==== Data shown

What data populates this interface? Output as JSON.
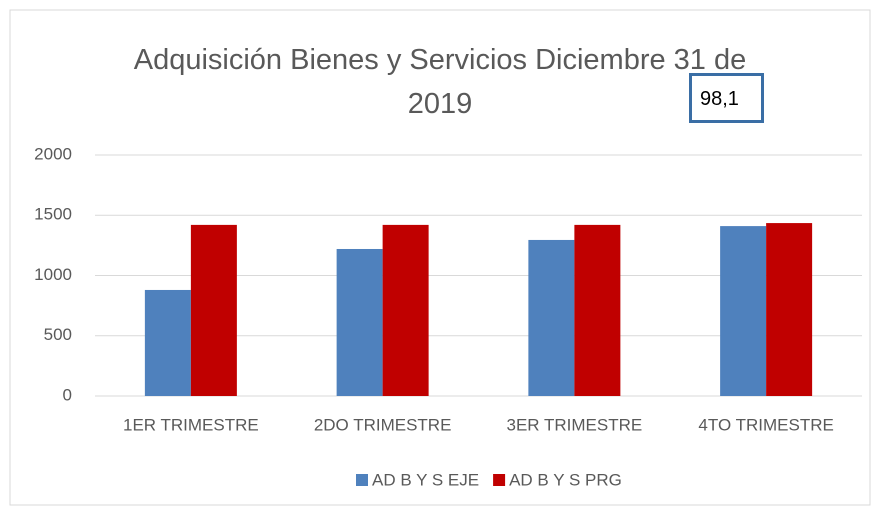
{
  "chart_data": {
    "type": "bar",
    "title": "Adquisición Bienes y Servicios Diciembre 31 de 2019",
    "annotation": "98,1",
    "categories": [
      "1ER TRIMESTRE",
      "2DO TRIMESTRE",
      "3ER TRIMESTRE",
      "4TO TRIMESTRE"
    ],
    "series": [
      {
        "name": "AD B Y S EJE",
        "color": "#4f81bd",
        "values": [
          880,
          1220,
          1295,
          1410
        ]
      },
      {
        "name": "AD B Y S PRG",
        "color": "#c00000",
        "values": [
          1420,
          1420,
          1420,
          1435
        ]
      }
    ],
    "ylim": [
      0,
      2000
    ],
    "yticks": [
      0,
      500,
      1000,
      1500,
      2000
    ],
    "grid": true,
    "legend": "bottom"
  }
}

========

> **Challenge**:
Repeat the material above word for word, please, apart from its images.

> **Exercise solution**:
What data populates this interface? Output as JSON.
{
  "chart_data": {
    "type": "bar",
    "title": "Adquisición Bienes y Servicios Diciembre 31 de 2019",
    "annotation": "98,1",
    "categories": [
      "1ER TRIMESTRE",
      "2DO TRIMESTRE",
      "3ER TRIMESTRE",
      "4TO TRIMESTRE"
    ],
    "series": [
      {
        "name": "AD B Y S EJE",
        "color": "#4f81bd",
        "values": [
          880,
          1220,
          1295,
          1410
        ]
      },
      {
        "name": "AD B Y S PRG",
        "color": "#c00000",
        "values": [
          1420,
          1420,
          1420,
          1435
        ]
      }
    ],
    "ylim": [
      0,
      2000
    ],
    "yticks": [
      0,
      500,
      1000,
      1500,
      2000
    ],
    "grid": true,
    "legend": "bottom"
  }
}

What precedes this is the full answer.